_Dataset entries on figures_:

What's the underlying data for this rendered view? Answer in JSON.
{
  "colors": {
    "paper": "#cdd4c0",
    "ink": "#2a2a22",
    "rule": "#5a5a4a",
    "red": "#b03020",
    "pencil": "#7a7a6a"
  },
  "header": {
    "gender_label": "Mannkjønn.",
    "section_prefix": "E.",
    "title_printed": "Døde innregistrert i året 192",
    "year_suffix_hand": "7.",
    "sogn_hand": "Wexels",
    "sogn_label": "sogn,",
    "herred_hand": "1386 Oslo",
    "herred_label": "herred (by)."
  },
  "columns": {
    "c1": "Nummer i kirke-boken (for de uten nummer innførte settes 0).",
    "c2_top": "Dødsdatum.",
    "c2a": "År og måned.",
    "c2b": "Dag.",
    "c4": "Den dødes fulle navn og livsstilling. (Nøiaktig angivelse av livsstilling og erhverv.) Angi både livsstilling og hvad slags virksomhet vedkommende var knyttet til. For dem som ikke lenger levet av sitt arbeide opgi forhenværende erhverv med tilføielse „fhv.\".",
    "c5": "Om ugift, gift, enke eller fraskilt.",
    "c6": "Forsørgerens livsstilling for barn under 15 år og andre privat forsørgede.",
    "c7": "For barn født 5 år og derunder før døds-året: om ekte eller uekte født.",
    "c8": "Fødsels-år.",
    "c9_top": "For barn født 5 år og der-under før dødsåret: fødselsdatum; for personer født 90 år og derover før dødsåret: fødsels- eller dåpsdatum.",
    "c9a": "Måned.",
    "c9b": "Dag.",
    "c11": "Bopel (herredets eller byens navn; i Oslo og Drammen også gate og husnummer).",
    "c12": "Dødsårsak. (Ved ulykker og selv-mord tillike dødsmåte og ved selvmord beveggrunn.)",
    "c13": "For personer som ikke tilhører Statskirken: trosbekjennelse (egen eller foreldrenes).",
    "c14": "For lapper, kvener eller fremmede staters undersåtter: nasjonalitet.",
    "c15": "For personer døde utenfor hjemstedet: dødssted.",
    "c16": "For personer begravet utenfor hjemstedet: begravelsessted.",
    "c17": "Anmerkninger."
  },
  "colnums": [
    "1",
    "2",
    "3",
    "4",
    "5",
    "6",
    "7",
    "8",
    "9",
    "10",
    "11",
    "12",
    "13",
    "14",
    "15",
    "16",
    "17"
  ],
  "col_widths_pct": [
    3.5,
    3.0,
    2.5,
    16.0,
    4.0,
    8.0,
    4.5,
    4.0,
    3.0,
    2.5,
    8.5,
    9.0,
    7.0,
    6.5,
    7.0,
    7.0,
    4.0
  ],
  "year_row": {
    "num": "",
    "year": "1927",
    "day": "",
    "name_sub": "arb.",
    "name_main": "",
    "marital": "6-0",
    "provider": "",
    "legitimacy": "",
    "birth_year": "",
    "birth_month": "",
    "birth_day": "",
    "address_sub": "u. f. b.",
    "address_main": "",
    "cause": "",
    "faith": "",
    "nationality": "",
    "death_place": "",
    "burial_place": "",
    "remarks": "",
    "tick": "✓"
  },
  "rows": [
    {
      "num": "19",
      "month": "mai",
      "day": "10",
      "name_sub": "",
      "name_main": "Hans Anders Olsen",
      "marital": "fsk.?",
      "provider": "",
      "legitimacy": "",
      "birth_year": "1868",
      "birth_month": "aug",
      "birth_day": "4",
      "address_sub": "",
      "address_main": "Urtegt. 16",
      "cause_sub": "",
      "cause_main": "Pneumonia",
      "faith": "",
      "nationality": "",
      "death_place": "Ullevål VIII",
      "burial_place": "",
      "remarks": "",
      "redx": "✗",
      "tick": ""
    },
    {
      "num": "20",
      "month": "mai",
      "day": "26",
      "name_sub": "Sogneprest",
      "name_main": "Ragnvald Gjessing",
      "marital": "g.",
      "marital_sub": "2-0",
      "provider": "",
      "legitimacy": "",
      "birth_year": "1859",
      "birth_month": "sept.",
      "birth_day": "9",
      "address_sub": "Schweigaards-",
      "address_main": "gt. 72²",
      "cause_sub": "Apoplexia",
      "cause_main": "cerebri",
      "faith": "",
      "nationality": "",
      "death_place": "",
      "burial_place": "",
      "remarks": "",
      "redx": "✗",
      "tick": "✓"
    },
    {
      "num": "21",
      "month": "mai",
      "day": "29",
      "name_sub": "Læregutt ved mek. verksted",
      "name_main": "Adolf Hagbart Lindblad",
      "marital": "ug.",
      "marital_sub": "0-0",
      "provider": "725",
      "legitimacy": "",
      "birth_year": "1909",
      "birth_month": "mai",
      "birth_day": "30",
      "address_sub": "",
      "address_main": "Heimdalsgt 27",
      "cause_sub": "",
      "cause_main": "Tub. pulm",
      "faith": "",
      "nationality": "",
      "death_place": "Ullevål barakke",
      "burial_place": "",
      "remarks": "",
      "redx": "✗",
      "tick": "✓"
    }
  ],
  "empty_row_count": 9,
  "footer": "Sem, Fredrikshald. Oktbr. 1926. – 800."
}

_Exercise instructions_: Return each line of the listing that holds the string "født".

_Expected answer_:
    "c7": "For barn født 5 år og derunder før døds-året: om ekte eller uekte født.",
    "c9_top": "For barn født 5 år og der-under før dødsåret: fødselsdatum; for personer født 90 år og derover før dødsåret: fødsels- eller dåpsdatum.",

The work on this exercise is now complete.